*AIM A:* Duplicate the following entries verbatim, starting at their first line and ending at the line that contains "range-band [810, 436, 973, 500]", both included.

*DOCUMENT TEXT:*
-- Start --

Moving the stepper must be made non blocking.
*Not doing so, makes sketches choppy and unresponsive. -
Do you know how to make a non blocking TIMER using the BWD technique ?
There's this library for reducing the blockingness of reading a DS18B20:
And if you use a stepper library like MobaTools, you can plan non-blocking stepper movement.
The rest is being careful to not monopolize the processor so it is free to handle all the other bits that need handling.
Define "longer period". At what step rate?
Reading in a DS18B20 sensor with the standard onewirelibrary takes around 750 milliseconds. The sensor in itself needs this time for measuring the temperature.
The command to start the measuring needs less than a millisecond but the measuring needs the 750 milliseconds.
No chance to run a steppermotor in parallel without special tricks like a hardware-timer based interrupt.
This is what the MobaTools-library is doing.
All the detail stuff how to create the steppulses, counting steps, determining rotationdirection etc. are done inside the library. Once you have understood the functioncalls very comfortable to use.
If using the Mobatools for the steppermotor would not be enough to make it run smoothly there is a non-blocking library for onewire-sensors
What this library is doing is:
sending the measure temperature command and to not wait for the answer but instead "coming back" . If measurement has finished is calling a callback-function where the user can write code what to do now as the new temperature value is ready to use. Usually a flag-variable is set to true.
This means you have to check for "is new temperature ready" very often to get the point in time when the 750 milliseconds since start measuring have passed by.
You can install the MobaTools and the non-blocking onewire-library from the library-manager of the Arduino-IDE.
Attention ! the name of the non-blocking library for DS18B20 is called NonBlockingDallas
This is the demo-code provided with the library
If you look inside the code the function loop() has a single line
void loop() {
temperatureSensors.update();
}
You have to call this function frequently all the time If you want the most actual temperature value
What prevent you to use a standard "blink without delay" code to do it without any need of hardware timer?
Why do you need a library for it? Just send a command and do other things.

-- End --

*PROVIDED ENTRIES:*

-- Start --

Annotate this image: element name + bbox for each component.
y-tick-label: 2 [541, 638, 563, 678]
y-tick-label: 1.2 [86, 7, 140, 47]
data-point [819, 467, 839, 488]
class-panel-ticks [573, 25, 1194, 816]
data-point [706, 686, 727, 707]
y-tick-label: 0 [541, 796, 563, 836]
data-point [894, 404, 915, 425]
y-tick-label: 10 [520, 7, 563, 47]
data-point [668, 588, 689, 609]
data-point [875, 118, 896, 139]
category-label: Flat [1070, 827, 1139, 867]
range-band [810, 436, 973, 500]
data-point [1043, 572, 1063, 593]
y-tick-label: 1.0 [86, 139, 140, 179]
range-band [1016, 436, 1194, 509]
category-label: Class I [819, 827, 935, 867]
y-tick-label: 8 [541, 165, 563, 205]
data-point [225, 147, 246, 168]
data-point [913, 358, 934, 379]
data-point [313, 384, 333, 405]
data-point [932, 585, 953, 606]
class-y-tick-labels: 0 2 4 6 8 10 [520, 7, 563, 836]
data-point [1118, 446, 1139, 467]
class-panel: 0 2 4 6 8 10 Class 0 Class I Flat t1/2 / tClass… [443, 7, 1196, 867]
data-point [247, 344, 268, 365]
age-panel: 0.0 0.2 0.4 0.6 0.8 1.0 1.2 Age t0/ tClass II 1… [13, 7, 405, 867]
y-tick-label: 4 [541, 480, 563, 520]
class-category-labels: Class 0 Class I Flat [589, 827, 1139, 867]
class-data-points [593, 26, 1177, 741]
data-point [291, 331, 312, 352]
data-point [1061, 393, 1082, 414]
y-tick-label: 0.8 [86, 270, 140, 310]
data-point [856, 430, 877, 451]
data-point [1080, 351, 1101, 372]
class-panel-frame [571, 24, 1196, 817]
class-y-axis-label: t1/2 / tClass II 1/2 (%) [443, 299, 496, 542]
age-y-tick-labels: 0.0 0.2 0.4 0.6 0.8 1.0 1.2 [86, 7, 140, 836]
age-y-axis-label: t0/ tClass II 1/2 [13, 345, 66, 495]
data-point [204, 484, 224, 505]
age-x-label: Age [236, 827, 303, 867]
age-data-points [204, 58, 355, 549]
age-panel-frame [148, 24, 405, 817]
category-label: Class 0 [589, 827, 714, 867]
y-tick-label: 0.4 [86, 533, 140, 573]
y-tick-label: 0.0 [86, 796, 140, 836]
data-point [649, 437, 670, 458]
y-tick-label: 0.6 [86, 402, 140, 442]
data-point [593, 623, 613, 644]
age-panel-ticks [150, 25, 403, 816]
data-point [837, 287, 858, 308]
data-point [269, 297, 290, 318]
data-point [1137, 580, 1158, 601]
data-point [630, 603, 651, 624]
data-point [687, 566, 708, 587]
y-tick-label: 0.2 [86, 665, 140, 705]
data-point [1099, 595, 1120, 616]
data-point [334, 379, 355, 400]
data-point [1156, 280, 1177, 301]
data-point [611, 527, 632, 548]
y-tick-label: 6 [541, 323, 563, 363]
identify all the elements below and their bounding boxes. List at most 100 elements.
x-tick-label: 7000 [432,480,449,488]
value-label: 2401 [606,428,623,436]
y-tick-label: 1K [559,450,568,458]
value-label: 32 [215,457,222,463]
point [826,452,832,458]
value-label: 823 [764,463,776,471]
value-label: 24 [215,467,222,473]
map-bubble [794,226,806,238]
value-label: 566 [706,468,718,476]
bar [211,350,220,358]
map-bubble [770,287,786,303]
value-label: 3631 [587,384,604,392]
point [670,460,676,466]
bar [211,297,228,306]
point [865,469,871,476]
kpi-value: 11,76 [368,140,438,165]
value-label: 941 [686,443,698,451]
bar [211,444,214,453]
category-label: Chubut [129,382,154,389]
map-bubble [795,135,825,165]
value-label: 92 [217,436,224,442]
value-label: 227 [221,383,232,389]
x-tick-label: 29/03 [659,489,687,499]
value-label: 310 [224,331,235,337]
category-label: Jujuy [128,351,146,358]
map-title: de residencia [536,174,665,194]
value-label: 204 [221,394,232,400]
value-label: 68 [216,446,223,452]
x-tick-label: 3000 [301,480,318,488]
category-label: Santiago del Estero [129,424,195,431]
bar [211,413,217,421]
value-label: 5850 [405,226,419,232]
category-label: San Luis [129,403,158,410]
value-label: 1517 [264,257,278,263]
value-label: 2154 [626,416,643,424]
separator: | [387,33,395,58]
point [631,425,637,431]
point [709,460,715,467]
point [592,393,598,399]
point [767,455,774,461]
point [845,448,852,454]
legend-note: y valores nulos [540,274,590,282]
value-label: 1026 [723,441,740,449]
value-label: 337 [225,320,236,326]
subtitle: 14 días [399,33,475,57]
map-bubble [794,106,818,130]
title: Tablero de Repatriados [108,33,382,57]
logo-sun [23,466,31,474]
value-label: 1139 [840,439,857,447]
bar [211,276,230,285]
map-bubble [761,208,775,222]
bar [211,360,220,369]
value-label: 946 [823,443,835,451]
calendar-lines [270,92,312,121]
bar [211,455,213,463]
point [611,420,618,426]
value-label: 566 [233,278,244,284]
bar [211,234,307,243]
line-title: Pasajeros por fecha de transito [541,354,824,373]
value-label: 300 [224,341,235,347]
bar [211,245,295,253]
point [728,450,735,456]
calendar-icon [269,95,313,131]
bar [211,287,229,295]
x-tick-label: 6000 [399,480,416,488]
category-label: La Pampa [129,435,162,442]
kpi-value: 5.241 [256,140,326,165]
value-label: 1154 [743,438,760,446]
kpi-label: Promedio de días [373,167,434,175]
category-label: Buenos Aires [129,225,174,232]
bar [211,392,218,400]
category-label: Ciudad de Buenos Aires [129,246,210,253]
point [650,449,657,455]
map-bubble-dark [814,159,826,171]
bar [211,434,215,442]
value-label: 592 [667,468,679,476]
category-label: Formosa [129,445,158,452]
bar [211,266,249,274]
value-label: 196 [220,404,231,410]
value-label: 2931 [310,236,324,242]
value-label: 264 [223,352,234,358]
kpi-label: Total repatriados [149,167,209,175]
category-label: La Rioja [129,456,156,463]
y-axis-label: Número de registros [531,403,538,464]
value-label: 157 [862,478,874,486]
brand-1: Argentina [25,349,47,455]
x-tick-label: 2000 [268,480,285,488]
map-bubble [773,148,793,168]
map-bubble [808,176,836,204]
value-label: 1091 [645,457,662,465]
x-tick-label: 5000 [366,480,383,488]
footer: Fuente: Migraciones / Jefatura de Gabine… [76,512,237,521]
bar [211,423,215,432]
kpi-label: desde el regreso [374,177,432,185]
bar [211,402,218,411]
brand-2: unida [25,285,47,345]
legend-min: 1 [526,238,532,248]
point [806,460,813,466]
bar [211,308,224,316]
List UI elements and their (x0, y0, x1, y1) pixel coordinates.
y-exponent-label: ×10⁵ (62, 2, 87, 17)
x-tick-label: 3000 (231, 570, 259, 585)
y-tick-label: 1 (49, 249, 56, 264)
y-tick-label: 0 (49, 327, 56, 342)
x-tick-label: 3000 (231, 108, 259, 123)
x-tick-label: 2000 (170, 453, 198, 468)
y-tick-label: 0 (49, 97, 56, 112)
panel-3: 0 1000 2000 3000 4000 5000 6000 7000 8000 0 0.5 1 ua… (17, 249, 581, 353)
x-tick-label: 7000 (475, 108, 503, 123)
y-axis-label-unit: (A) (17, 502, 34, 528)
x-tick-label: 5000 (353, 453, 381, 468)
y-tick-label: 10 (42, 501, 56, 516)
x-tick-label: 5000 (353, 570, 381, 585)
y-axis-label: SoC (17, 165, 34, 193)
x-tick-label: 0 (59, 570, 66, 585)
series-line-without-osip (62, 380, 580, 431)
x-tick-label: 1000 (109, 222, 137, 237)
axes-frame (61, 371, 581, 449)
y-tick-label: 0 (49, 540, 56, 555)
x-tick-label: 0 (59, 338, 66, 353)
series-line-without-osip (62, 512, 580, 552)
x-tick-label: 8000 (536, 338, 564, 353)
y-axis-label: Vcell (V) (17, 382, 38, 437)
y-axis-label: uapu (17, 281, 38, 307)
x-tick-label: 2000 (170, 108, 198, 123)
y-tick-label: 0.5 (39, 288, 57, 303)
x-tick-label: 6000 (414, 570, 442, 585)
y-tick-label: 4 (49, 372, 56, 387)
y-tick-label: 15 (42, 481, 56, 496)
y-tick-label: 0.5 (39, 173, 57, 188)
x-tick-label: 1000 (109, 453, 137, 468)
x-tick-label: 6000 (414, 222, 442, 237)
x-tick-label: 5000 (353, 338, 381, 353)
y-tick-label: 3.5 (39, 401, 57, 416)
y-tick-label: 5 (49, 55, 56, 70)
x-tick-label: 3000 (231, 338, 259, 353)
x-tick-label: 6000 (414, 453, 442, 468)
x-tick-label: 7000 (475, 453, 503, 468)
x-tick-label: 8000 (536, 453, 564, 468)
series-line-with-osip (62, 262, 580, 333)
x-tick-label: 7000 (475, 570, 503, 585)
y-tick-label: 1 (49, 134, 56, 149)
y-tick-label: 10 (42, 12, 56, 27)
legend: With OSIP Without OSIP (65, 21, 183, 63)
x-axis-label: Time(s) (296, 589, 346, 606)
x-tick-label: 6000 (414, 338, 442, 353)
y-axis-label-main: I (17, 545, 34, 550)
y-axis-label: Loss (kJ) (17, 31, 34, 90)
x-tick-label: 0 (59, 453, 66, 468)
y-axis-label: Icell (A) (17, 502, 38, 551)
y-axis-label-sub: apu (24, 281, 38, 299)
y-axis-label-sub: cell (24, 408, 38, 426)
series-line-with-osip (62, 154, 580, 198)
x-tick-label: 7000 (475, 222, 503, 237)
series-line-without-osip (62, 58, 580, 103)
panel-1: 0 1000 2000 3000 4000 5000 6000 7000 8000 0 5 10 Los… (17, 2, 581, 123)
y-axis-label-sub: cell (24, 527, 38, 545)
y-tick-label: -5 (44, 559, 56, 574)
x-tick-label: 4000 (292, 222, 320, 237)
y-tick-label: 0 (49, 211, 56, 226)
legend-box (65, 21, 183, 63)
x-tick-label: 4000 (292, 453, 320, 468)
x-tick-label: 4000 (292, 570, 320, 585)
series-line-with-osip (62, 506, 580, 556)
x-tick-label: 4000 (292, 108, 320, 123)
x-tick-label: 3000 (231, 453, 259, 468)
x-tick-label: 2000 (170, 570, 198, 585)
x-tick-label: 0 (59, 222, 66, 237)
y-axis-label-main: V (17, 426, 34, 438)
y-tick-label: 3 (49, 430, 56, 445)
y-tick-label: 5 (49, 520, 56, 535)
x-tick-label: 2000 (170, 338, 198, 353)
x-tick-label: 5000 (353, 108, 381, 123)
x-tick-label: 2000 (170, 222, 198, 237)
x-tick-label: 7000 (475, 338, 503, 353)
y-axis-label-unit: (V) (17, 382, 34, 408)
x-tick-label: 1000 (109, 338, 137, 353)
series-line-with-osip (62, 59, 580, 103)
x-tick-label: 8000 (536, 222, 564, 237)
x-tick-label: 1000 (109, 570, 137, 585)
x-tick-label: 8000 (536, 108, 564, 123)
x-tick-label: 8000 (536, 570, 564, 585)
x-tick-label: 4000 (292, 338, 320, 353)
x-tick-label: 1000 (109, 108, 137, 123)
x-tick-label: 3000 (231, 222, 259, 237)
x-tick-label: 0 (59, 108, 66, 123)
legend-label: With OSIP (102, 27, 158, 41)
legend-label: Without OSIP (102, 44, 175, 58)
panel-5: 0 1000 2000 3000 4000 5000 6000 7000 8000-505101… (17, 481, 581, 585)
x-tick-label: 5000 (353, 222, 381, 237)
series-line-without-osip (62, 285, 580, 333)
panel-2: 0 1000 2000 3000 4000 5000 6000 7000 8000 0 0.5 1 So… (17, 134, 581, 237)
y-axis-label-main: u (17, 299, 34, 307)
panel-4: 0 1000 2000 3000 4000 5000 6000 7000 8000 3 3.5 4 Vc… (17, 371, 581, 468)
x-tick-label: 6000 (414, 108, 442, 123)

-- End --

*AIM B:* Continue the thread on non-blocking stepper motor control and DS18B20 temperature reading from where it stops.

*FINAL ANSWER A:*
Annotate this image: element name + bbox for each component.
y-tick-label: 2 [541, 638, 563, 678]
y-tick-label: 1.2 [86, 7, 140, 47]
data-point [819, 467, 839, 488]
class-panel-ticks [573, 25, 1194, 816]
data-point [706, 686, 727, 707]
y-tick-label: 0 [541, 796, 563, 836]
data-point [894, 404, 915, 425]
y-tick-label: 10 [520, 7, 563, 47]
data-point [668, 588, 689, 609]
data-point [875, 118, 896, 139]
category-label: Flat [1070, 827, 1139, 867]
range-band [810, 436, 973, 500]

*FINAL ANSWER B:*
The standard "blink without delay" code is best to get started to design the own OOP based timer function.
The functioncalls of the standard onewire-library itself are blocking.
// Setup a oneWire instance to communicate with any OneWire devices
OneWire oneWire(ONE_WIRE_BUS_PIN);
// Pass our oneWire reference to Dallas Temperature.
DallasTemperature sensors(&oneWire);
sensors.requestTemperatures(); // <<<<== this functioncall is BLOCKING
tempSensor1 = sensors.getTempCByIndex(0) * 1.8 + 32; // Gets temperature value based on index, converts to Celsius
tempSensor2 = sensors.getTempFByIndex(1) * 1.8 + 32; // Gets temperature value thermistor based on index, converts to Fahrenheit
Sure if you want the hassle of doing all the low-level bitbanging stuff from scratch you can write code yourself.
No it is not for the following reasons:
-
The blink without delay example does NOT emphasize the fundamental difference that non-blocking timing works very very different than delay()
-
The blink without delay example uses non-intuitive variable names
-
The blink without delay example scatters multiple variables across the code
Without emphasising the fundamental difference between delay() and non-blocking timing a new user will try to see a delay()-similar thing in the BWD-code.
And this will confuse the new user to the max because the pure waiting nature of function delay() is soooooo different from non-blocking timing that trying to get your head around how the hell does this BWD-code wait? MUST fail.
Everybody that has been online for more than four weeks has watched that 95% of all beginners have difficulties to understand this Blink without understand ehm sorry
blink without delay-example code.
Here is a tutorial that take time to explain on an everyday example how non-blocking timing works
It is not true.
OneWire library itself is not blocking, only the read function in DallasTemperature is blocking.
So you don't need
You only need to do a three high level OneWire commands -
ds.reset();
ds.select(addr);
ds.write(0x44);
for start measure and
ds.reset();
ds.select(addr);
ds.write(0xBE);
for reading.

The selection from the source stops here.